**What you are asked to do:** Below are records. Return each one exactly as written.

======== Entries shown ========

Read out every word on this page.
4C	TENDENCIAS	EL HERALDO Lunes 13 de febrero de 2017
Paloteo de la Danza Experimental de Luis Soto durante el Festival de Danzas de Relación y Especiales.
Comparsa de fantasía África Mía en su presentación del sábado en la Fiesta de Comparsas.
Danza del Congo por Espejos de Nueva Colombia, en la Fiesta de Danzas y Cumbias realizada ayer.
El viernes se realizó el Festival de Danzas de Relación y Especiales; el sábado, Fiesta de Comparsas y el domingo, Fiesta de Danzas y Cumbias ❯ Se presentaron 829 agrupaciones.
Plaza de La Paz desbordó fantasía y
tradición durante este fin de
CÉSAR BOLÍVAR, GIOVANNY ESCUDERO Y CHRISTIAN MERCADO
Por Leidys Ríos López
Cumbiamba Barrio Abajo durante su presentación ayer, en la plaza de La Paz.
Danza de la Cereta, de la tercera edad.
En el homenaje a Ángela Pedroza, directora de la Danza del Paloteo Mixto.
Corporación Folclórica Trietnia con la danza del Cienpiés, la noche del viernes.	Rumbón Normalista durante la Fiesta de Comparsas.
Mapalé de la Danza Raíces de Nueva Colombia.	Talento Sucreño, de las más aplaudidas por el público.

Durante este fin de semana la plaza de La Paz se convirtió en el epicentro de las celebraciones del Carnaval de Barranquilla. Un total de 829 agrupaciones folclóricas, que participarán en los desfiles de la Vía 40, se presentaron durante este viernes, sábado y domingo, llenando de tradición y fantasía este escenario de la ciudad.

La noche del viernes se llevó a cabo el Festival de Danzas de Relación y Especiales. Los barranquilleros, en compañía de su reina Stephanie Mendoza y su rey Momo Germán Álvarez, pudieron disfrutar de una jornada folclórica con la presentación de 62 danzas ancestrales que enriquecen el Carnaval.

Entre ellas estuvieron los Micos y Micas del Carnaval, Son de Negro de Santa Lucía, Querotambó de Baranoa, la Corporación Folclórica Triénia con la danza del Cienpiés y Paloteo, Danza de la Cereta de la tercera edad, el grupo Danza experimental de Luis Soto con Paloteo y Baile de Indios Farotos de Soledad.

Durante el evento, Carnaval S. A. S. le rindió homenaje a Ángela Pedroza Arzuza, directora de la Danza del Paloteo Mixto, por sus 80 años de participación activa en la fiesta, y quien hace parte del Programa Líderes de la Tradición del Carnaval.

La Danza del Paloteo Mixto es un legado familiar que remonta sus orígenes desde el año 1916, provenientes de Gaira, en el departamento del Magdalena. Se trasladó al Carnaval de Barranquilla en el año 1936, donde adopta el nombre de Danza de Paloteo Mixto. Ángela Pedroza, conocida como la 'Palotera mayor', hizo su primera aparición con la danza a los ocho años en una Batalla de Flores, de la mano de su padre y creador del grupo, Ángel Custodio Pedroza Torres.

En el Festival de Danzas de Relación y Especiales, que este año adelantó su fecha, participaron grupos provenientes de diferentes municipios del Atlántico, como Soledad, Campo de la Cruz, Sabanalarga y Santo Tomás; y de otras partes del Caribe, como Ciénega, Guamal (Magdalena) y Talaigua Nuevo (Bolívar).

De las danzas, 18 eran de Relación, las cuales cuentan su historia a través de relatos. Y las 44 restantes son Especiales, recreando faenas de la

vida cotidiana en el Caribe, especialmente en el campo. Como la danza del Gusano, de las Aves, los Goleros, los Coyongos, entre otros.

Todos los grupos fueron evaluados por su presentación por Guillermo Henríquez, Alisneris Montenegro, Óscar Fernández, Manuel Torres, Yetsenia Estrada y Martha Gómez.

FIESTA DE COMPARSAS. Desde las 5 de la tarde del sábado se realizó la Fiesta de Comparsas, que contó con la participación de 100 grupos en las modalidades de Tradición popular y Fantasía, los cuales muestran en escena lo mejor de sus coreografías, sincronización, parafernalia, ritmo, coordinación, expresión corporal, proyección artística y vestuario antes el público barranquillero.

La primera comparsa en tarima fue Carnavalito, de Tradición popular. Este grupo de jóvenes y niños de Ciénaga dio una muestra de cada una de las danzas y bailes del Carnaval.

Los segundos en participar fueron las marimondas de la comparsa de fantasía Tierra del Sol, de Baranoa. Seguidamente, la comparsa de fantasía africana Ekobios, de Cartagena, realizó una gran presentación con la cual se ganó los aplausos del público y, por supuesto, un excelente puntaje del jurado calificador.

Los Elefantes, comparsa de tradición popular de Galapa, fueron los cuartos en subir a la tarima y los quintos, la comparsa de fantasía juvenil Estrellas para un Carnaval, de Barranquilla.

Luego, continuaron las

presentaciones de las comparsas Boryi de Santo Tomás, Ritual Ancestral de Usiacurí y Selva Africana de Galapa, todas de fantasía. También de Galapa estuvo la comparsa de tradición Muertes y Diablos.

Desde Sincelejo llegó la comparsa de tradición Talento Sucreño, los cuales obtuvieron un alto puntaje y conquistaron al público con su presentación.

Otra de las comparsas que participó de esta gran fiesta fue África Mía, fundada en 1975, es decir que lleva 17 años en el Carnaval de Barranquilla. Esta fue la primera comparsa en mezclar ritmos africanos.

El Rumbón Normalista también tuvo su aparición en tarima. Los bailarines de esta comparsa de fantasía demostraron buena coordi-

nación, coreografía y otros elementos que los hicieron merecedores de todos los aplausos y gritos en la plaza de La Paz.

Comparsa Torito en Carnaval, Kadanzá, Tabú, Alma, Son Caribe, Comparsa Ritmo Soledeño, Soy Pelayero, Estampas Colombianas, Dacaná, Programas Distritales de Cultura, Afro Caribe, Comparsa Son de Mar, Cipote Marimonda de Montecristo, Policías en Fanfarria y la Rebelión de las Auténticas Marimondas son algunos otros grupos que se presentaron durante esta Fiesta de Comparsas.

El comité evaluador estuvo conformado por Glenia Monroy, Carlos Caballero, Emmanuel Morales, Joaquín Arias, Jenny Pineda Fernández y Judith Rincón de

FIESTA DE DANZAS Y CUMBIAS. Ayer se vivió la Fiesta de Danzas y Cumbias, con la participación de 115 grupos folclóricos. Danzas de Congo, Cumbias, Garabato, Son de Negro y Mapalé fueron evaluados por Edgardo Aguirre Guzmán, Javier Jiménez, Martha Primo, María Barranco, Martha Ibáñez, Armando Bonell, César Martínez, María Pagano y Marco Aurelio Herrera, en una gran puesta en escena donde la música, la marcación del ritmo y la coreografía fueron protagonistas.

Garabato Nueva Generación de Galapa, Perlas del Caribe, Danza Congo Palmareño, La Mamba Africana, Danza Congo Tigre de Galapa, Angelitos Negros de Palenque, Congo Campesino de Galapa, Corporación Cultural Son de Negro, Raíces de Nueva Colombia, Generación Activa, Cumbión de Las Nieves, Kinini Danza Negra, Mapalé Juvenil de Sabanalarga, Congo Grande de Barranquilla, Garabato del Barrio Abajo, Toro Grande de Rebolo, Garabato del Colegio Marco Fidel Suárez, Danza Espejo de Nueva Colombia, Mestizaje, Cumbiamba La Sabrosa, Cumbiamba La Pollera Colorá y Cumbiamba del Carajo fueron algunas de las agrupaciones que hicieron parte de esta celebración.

========

**Exercise answer:**
Read out every word on this page.
4C	TENDENCIAS	EL HERALDO Lunes 13 de febrero de 2017
Paloteo de la Danza Experimental de Luis Soto durante el Festival de Danzas de Relación y Especiales.
Comparsa de fantasía África Mía en su presentación del sábado en la Fiesta de Comparsas.
Danza del Congo por Espejos de Nueva Colombia, en la Fiesta de Danzas y Cumbias realizada ayer.
El viernes se realizó el Festival de Danzas de Relación y Especiales; el sábado, Fiesta de Comparsas y el domingo, Fiesta de Danzas y Cumbias ❯ Se presentaron 829 agrupaciones.
Plaza de La Paz desbordó fantasía y
tradición durante este fin de
CÉSAR BOLÍVAR, GIOVANNY ESCUDERO Y CHRISTIAN MERCADO
Por Leidys Ríos López
Cumbiamba Barrio Abajo durante su presentación ayer, en la plaza de La Paz.
Danza de la Cereta, de la tercera edad.
En el homenaje a Ángela Pedroza, directora de la Danza del Paloteo Mixto.
Corporación Folclórica Trietnia con la danza del Cienpiés, la noche del viernes.	Rumbón Normalista durante la Fiesta de Comparsas.
Mapalé de la Danza Raíces de Nueva Colombia.	Talento Sucreño, de las más aplaudidas por el público.

Durante este fin de semana la plaza de La Paz se convirtió en el epicentro de las celebraciones del Carnaval de Barranquilla. Un total de 829 agrupaciones folclóricas, que participarán en los desfiles de la Vía 40, se presentaron durante este viernes, sábado y domingo, llenando de tradición y fantasía este escenario de la ciudad.

La noche del viernes se llevó a cabo el Festival de Danzas de Relación y Especiales. Los barranquilleros, en compañía de su reina Stephanie Mendoza y su rey Momo Germán Álvarez, pudieron disfrutar de una jornada folclórica con la presentación de 62 danzas ancestrales que enriquecen el Carnaval.

Entre ellas estuvieron los Micos y Micas del Carnaval, Son de Negro de Santa Lucía, Querotambó de Baranoa, la Corporación Folclórica Triénia con la danza del Cienpiés y Paloteo, Danza de la Cereta de la tercera edad, el grupo Danza experimental de Luis Soto con Paloteo y Baile de Indios Farotos de Soledad.

Durante el evento, Carnaval S. A. S. le rindió homenaje a Ángela Pedroza Arzuza, directora de la Danza del Paloteo Mixto, por sus 80 años de participación activa en la fiesta, y quien hace parte del Programa Líderes de la Tradición del Carnaval.

La Danza del Paloteo Mixto es un legado familiar que remonta sus orígenes desde el año 1916, provenientes de Gaira, en el departamento del Magdalena. Se trasladó al Carnaval de Barranquilla en el año 1936, donde adopta el nombre de Danza de Paloteo Mixto. Ángela Pedroza, conocida como la 'Palotera mayor', hizo su primera aparición con la danza a los ocho años en una Batalla de Flores, de la mano de su padre y creador del grupo, Ángel Custodio Pedroza Torres.

En el Festival de Danzas de Relación y Especiales, que este año adelantó su fecha, participaron grupos provenientes de diferentes municipios del Atlántico, como Soledad, Campo de la Cruz, Sabanalarga y Santo Tomás; y de otras partes del Caribe, como Ciénega, Guamal (Magdalena) y Talaigua Nuevo (Bolívar).

De las danzas, 18 eran de Relación, las cuales cuentan su historia a través de relatos. Y las 44 restantes son Especiales, recreando faenas de la

vida cotidiana en el Caribe, especialmente en el campo. Como la danza del Gusano, de las Aves, los Goleros, los Coyongos, entre otros.

Todos los grupos fueron evaluados por su presentación por Guillermo Henríquez, Alisneris Montenegro, Óscar Fernández, Manuel Torres, Yetsenia Estrada y Martha Gómez.

FIESTA DE COMPARSAS. Desde las 5 de la tarde del sábado se realizó la Fiesta de Comparsas, que contó con la participación de 100 grupos en las modalidades de Tradición popular y Fantasía, los cuales muestran en escena lo mejor de sus coreografías, sincronización, parafernalia, ritmo, coordinación, expresión corporal, proyección artística y vestuario antes el público barranquillero.

La primera comparsa en tarima fue Carnavalito, de Tradición popular. Este grupo de jóvenes y niños de Ciénaga dio una muestra de cada una de las danzas y bailes del Carnaval.

Los segundos en participar fueron las marimondas de la comparsa de fantasía Tierra del Sol, de Baranoa. Seguidamente, la comparsa de fantasía africana Ekobios, de Cartagena, realizó una gran presentación con la cual se ganó los aplausos del público y, por supuesto, un excelente puntaje del jurado calificador.

Los Elefantes, comparsa de tradición popular de Galapa, fueron los cuartos en subir a la tarima y los quintos, la comparsa de fantasía juvenil Estrellas para un Carnaval, de Barranquilla.

Luego, continuaron las

presentaciones de las comparsas Boryi de Santo Tomás, Ritual Ancestral de Usiacurí y Selva Africana de Galapa, todas de fantasía. También de Galapa estuvo la comparsa de tradición Muertes y Diablos.

Desde Sincelejo llegó la comparsa de tradición Talento Sucreño, los cuales obtuvieron un alto puntaje y conquistaron al público con su presentación.

Otra de las comparsas que participó de esta gran fiesta fue África Mía, fundada en 1975, es decir que lleva 17 años en el Carnaval de Barranquilla. Esta fue la primera comparsa en mezclar ritmos africanos.

El Rumbón Normalista también tuvo su aparición en tarima. Los bailarines de esta comparsa de fantasía demostraron buena coordi-

nación, coreografía y otros elementos que los hicieron merecedores de todos los aplausos y gritos en la plaza de La Paz.

Comparsa Torito en Carnaval, Kadanzá, Tabú, Alma, Son Caribe, Comparsa Ritmo Soledeño, Soy Pelayero, Estampas Colombianas, Dacaná, Programas Distritales de Cultura, Afro Caribe, Comparsa Son de Mar, Cipote Marimonda de Montecristo, Policías en Fanfarria y la Rebelión de las Auténticas Marimondas son algunos otros grupos que se presentaron durante esta Fiesta de Comparsas.

El comité evaluador estuvo conformado por Glenia Monroy, Carlos Caballero, Emmanuel Morales, Joaquín Arias, Jenny Pineda Fernández y Judith Rincón de

FIESTA DE DANZAS Y CUMBIAS. Ayer se vivió la Fiesta de Danzas y Cumbias, con la participación de 115 grupos folclóricos. Danzas de Congo, Cumbias, Garabato, Son de Negro y Mapalé fueron evaluados por Edgardo Aguirre Guzmán, Javier Jiménez, Martha Primo, María Barranco, Martha Ibáñez, Armando Bonell, César Martínez, María Pagano y Marco Aurelio Herrera, en una gran puesta en escena donde la música, la marcación del ritmo y la coreografía fueron protagonistas.

Garabato Nueva Generación de Galapa, Perlas del Caribe, Danza Congo Palmareño, La Mamba Africana, Danza Congo Tigre de Galapa, Angelitos Negros de Palenque, Congo Campesino de Galapa, Corporación Cultural Son de Negro, Raíces de Nueva Colombia, Generación Activa, Cumbión de Las Nieves, Kinini Danza Negra, Mapalé Juvenil de Sabanalarga, Congo Grande de Barranquilla, Garabato del Barrio Abajo, Toro Grande de Rebolo, Garabato del Colegio Marco Fidel Suárez, Danza Espejo de Nueva Colombia, Mestizaje, Cumbiamba La Sabrosa, Cumbiamba La Pollera Colorá y Cumbiamba del Carajo fueron algunas de las agrupaciones que hicieron parte de esta celebración.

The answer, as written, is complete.